Written exercise:
Emit the data below verbatim, stripping out any pictures.

Records provided:

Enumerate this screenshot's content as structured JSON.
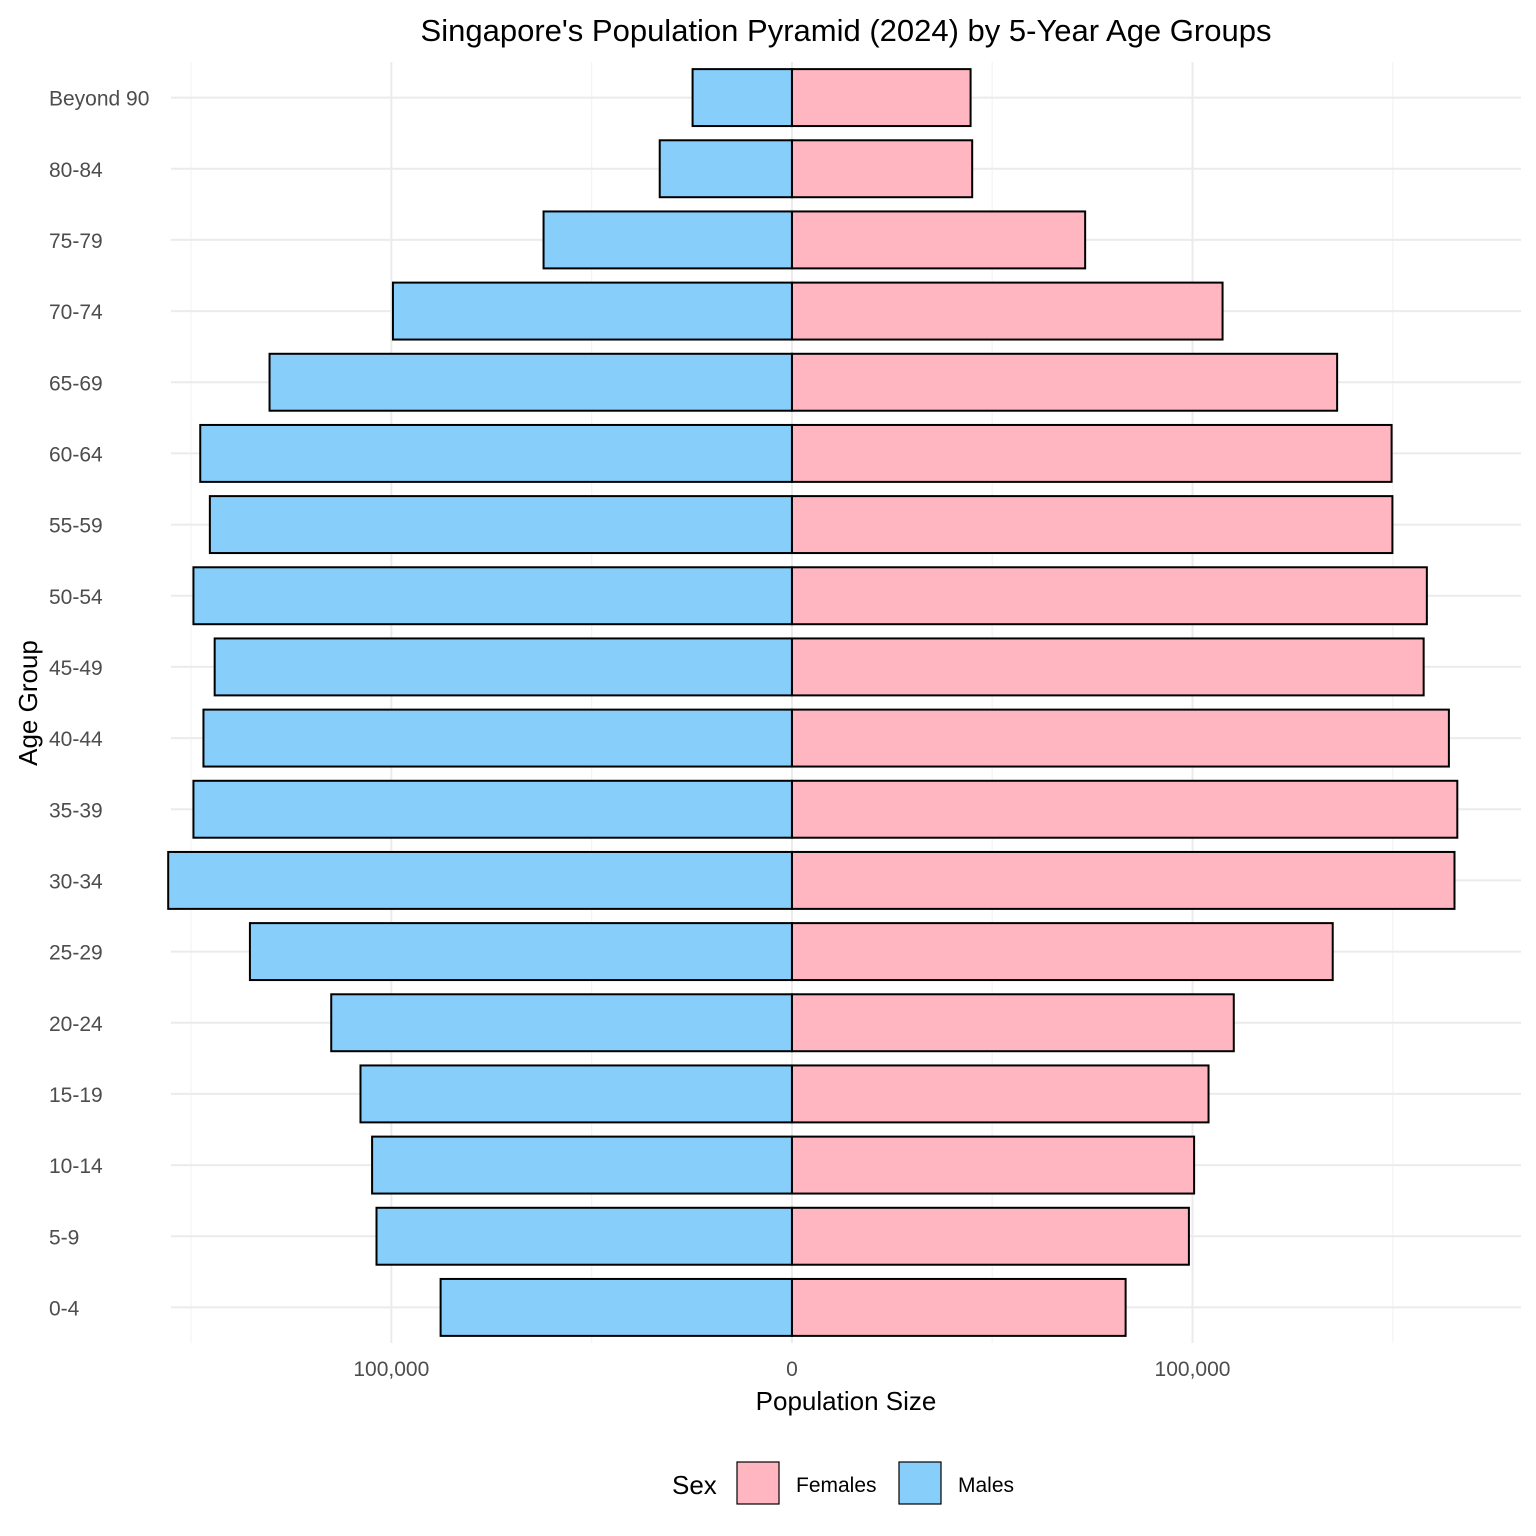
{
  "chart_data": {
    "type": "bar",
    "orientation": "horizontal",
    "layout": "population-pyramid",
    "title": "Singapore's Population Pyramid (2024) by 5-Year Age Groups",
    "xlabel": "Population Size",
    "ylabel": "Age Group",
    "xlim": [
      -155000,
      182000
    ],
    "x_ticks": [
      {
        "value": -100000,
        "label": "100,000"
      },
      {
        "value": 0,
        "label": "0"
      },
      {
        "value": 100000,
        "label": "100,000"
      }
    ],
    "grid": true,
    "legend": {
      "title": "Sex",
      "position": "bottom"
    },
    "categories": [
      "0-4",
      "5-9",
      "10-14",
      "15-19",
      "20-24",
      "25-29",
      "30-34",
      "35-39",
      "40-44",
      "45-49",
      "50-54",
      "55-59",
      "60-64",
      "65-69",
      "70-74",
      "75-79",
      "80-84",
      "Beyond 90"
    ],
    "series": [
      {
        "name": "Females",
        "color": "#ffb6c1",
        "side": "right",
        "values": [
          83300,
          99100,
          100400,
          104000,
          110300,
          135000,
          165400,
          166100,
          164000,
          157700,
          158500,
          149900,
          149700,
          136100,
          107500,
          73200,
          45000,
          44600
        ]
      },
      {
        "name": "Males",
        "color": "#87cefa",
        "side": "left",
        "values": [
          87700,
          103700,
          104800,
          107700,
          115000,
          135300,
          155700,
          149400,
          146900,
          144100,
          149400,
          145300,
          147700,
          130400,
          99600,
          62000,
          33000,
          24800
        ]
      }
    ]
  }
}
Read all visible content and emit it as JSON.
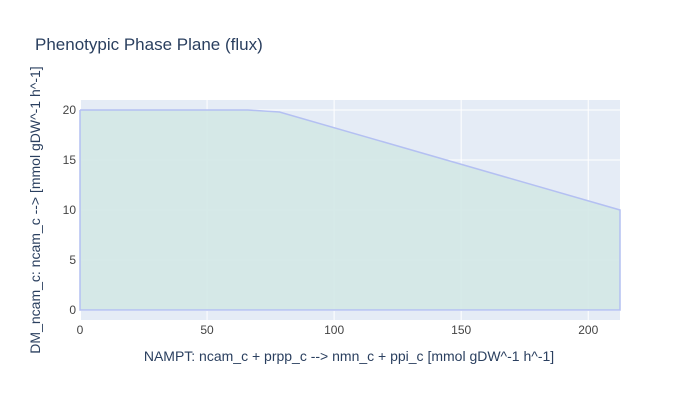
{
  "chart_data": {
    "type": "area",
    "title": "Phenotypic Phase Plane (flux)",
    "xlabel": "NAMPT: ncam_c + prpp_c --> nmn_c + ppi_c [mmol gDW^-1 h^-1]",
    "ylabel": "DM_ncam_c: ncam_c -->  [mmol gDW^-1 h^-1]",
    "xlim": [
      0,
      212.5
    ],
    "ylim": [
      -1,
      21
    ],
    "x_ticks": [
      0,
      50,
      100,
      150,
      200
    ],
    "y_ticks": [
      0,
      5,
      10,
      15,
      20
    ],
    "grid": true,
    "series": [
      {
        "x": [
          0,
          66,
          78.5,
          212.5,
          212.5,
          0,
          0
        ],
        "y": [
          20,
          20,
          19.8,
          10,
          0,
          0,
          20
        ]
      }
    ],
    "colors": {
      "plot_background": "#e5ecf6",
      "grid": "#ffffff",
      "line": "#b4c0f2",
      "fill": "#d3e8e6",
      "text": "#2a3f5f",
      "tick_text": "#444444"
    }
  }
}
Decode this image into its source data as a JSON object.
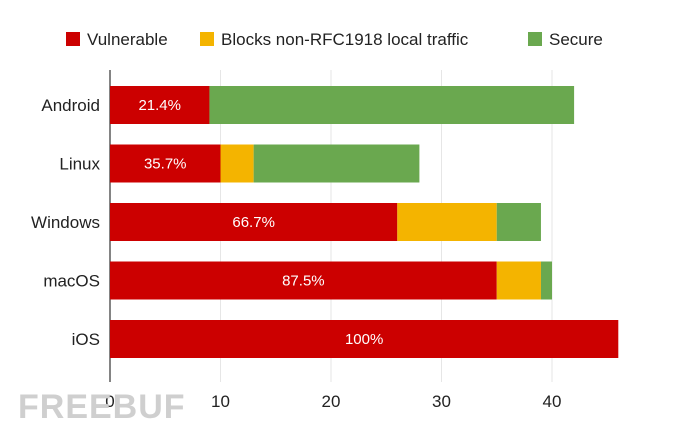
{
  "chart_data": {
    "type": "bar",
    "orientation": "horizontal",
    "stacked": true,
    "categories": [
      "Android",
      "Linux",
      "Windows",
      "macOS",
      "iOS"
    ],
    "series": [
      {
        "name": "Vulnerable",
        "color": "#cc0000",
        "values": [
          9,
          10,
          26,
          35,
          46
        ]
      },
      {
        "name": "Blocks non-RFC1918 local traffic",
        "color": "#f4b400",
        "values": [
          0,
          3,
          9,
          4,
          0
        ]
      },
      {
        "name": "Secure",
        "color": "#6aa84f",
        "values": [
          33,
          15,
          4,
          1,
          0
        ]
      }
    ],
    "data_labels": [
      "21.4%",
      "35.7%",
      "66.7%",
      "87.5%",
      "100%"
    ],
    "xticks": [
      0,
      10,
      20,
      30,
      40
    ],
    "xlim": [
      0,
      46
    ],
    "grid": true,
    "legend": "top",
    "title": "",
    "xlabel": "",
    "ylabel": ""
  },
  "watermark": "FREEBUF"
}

Task answer:
Enumerate this screenshot's content as structured JSON.
{
  "chart_data": {
    "type": "bar",
    "orientation": "horizontal",
    "layout": "population-pyramid",
    "title": "Singapore's Population Pyramid (2024) by 5-Year Age Groups",
    "xlabel": "Population Size",
    "ylabel": "Age Group",
    "xlim": [
      -155000,
      182000
    ],
    "x_ticks": [
      {
        "value": -100000,
        "label": "100,000"
      },
      {
        "value": 0,
        "label": "0"
      },
      {
        "value": 100000,
        "label": "100,000"
      }
    ],
    "grid": true,
    "legend": {
      "title": "Sex",
      "position": "bottom"
    },
    "categories": [
      "0-4",
      "5-9",
      "10-14",
      "15-19",
      "20-24",
      "25-29",
      "30-34",
      "35-39",
      "40-44",
      "45-49",
      "50-54",
      "55-59",
      "60-64",
      "65-69",
      "70-74",
      "75-79",
      "80-84",
      "Beyond 90"
    ],
    "series": [
      {
        "name": "Females",
        "color": "#ffb6c1",
        "side": "right",
        "values": [
          83300,
          99100,
          100400,
          104000,
          110300,
          135000,
          165400,
          166100,
          164000,
          157700,
          158500,
          149900,
          149700,
          136100,
          107500,
          73200,
          45000,
          44600
        ]
      },
      {
        "name": "Males",
        "color": "#87cefa",
        "side": "left",
        "values": [
          87700,
          103700,
          104800,
          107700,
          115000,
          135300,
          155700,
          149400,
          146900,
          144100,
          149400,
          145300,
          147700,
          130400,
          99600,
          62000,
          33000,
          24800
        ]
      }
    ]
  }
}
Read all visible content and emit it as JSON.
{
  "chart_data": {
    "type": "area",
    "title": "Phenotypic Phase Plane (flux)",
    "xlabel": "NAMPT: ncam_c + prpp_c --> nmn_c + ppi_c [mmol gDW^-1 h^-1]",
    "ylabel": "DM_ncam_c: ncam_c -->  [mmol gDW^-1 h^-1]",
    "xlim": [
      0,
      212.5
    ],
    "ylim": [
      -1,
      21
    ],
    "x_ticks": [
      0,
      50,
      100,
      150,
      200
    ],
    "y_ticks": [
      0,
      5,
      10,
      15,
      20
    ],
    "grid": true,
    "series": [
      {
        "x": [
          0,
          66,
          78.5,
          212.5,
          212.5,
          0,
          0
        ],
        "y": [
          20,
          20,
          19.8,
          10,
          0,
          0,
          20
        ]
      }
    ],
    "colors": {
      "plot_background": "#e5ecf6",
      "grid": "#ffffff",
      "line": "#b4c0f2",
      "fill": "#d3e8e6",
      "text": "#2a3f5f",
      "tick_text": "#444444"
    }
  }
}
Decode this image into its source data as a JSON object.
{
  "chart_data": {
    "type": "bar",
    "orientation": "horizontal",
    "stacked": true,
    "categories": [
      "Android",
      "Linux",
      "Windows",
      "macOS",
      "iOS"
    ],
    "series": [
      {
        "name": "Vulnerable",
        "color": "#cc0000",
        "values": [
          9,
          10,
          26,
          35,
          46
        ]
      },
      {
        "name": "Blocks non-RFC1918 local traffic",
        "color": "#f4b400",
        "values": [
          0,
          3,
          9,
          4,
          0
        ]
      },
      {
        "name": "Secure",
        "color": "#6aa84f",
        "values": [
          33,
          15,
          4,
          1,
          0
        ]
      }
    ],
    "data_labels": [
      "21.4%",
      "35.7%",
      "66.7%",
      "87.5%",
      "100%"
    ],
    "xticks": [
      0,
      10,
      20,
      30,
      40
    ],
    "xlim": [
      0,
      46
    ],
    "grid": true,
    "legend": "top",
    "title": "",
    "xlabel": "",
    "ylabel": ""
  },
  "watermark": "FREEBUF"
}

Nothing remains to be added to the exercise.